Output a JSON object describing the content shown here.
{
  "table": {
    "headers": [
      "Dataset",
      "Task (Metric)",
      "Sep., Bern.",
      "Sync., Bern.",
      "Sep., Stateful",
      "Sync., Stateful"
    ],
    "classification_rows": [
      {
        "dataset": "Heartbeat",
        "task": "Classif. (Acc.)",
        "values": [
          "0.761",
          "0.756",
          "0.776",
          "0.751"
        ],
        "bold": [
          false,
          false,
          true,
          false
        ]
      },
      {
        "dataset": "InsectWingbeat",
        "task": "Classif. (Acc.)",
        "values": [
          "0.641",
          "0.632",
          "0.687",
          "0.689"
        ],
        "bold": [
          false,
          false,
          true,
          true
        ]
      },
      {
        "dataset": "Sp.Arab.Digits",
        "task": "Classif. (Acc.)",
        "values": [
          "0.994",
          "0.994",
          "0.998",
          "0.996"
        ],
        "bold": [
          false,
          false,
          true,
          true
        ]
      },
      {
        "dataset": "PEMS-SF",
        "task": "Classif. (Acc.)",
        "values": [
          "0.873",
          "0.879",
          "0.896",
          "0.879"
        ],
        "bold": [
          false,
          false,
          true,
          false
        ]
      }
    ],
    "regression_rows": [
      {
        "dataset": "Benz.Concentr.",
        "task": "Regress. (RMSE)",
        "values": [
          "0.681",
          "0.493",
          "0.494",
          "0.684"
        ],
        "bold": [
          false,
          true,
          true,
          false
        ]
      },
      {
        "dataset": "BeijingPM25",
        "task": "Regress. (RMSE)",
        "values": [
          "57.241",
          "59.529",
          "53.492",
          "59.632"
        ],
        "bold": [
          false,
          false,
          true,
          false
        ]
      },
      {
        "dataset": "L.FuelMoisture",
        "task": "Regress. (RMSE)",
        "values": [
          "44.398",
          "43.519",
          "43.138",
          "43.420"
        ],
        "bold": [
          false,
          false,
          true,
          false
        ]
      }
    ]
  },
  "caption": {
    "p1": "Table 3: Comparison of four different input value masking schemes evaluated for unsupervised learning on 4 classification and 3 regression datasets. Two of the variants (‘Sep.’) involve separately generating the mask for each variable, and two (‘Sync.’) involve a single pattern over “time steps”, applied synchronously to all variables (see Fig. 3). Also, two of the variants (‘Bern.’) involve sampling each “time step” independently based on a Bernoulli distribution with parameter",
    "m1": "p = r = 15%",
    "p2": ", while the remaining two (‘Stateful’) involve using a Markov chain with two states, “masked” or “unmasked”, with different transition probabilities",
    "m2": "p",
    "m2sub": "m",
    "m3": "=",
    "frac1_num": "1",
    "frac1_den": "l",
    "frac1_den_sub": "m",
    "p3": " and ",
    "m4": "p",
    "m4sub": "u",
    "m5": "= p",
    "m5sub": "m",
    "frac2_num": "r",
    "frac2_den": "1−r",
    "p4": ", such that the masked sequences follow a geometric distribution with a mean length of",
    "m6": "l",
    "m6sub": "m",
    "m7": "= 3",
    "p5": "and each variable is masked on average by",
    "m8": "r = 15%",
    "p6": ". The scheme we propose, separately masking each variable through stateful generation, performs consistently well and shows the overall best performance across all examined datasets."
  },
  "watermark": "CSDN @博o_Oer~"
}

______________________________

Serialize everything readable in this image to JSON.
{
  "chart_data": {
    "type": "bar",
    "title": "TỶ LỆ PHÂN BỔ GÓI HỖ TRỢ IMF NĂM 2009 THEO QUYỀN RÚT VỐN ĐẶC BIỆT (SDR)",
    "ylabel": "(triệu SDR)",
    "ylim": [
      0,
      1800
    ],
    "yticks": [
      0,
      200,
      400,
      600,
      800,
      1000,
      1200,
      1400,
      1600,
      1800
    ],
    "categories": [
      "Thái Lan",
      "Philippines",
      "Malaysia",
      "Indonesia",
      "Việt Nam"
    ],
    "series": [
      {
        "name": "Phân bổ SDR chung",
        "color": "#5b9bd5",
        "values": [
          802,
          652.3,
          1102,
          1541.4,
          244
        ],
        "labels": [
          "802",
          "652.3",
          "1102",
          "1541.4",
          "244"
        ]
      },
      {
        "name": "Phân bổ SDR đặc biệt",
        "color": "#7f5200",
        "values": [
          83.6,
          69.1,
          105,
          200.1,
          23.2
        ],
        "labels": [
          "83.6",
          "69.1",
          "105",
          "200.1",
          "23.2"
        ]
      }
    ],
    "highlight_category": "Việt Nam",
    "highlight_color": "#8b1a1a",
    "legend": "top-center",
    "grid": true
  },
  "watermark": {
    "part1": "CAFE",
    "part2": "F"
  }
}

______________________________

— Objective —
From the listing above, report the number of lines containing the string "Việt", without any accompanying remarks.

— Response to the task —
2